====== EXTRACTED MATERIAL
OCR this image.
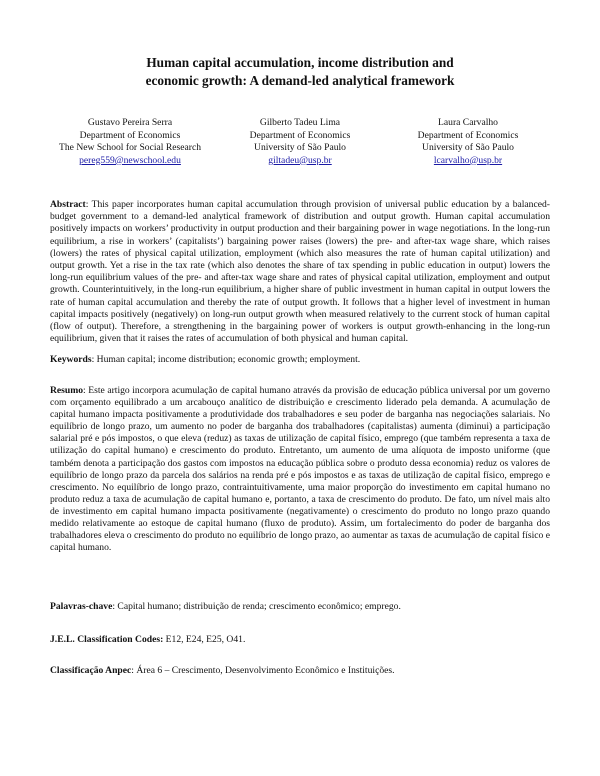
Human capital accumulation, income distribution and
economic growth: A demand-led analytical framework
Gustavo Pereira Serra
Department of Economics
The New School for Social Research
pereg559@newschool.edu
Gilberto Tadeu Lima
Department of Economics
University of São Paulo
giltadeu@usp.br
Laura Carvalho
Department of Economics
University of São Paulo
lcarvalho@usp.br
Abstract: This paper incorporates human capital accumulation through provision of universal public education by a balanced-budget government to a demand-led analytical framework of distribution and output growth. Human capital accumulation positively impacts on workers’ productivity in output production and their bargaining power in wage negotiations. In the long-run equilibrium, a rise in workers’ (capitalists’) bargaining power raises (lowers) the pre- and after-tax wage share, which raises (lowers) the rates of physical capital utilization, employment (which also measures the rate of human capital utilization) and output growth. Yet a rise in the tax rate (which also denotes the share of tax spending in public education in output) lowers the long-run equilibrium values of the pre- and after-tax wage share and rates of physical capital utilization, employment and output growth. Counterintuitively, in the long-run equilibrium, a higher share of public investment in human capital in output lowers the rate of human capital accumulation and thereby the rate of output growth. It follows that a higher level of investment in human capital impacts positively (negatively) on long-run output growth when measured relatively to the current stock of human capital (flow of output). Therefore, a strengthening in the bargaining power of workers is output growth-enhancing in the long-run equilibrium, given that it raises the rates of accumulation of both physical and human capital.
Keywords: Human capital; income distribution; economic growth; employment.
Resumo: Este artigo incorpora acumulação de capital humano através da provisão de educação pública universal por um governo com orçamento equilibrado a um arcabouço analítico de distribuição e crescimento liderado pela demanda. A acumulação de capital humano impacta positivamente a produtividade dos trabalhadores e seu poder de barganha nas negociações salariais. No equilíbrio de longo prazo, um aumento no poder de barganha dos trabalhadores (capitalistas) aumenta (diminui) a participação salarial pré e pós impostos, o que eleva (reduz) as taxas de utilização de capital físico, emprego (que também representa a taxa de utilização do capital humano) e crescimento do produto. Entretanto, um aumento de uma alíquota de imposto uniforme (que também denota a participação dos gastos com impostos na educação pública sobre o produto dessa economia) reduz os valores de equilíbrio de longo prazo da parcela dos salários na renda pré e pós impostos e as taxas de utilização de capital físico, emprego e crescimento. No equilíbrio de longo prazo, contraintuitivamente, uma maior proporção do investimento em capital humano no produto reduz a taxa de acumulação de capital humano e, portanto, a taxa de crescimento do produto. De fato, um nível mais alto de investimento em capital humano impacta positivamente (negativamente) o crescimento do produto no longo prazo quando medido relativamente ao estoque de capital humano (fluxo de produto). Assim, um fortalecimento do poder de barganha dos trabalhadores eleva o crescimento do produto no equilíbrio de longo prazo, ao aumentar as taxas de acumulação de capital físico e capital humano.
Palavras-chave: Capital humano; distribuição de renda; crescimento econômico; emprego.
J.E.L. Classification Codes: E12, E24, E25, O41.
Classificação Anpec: Área 6 – Crescimento, Desenvolvimento Econômico e Instituições.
============
> INSTRUCTIONS FOR THE TASK
Pull out each line holding the string "income".

> TASK SOLUTION
Human capital accumulation, income distribution and
Keywords: Human capital; income distribution; economic growth; employment.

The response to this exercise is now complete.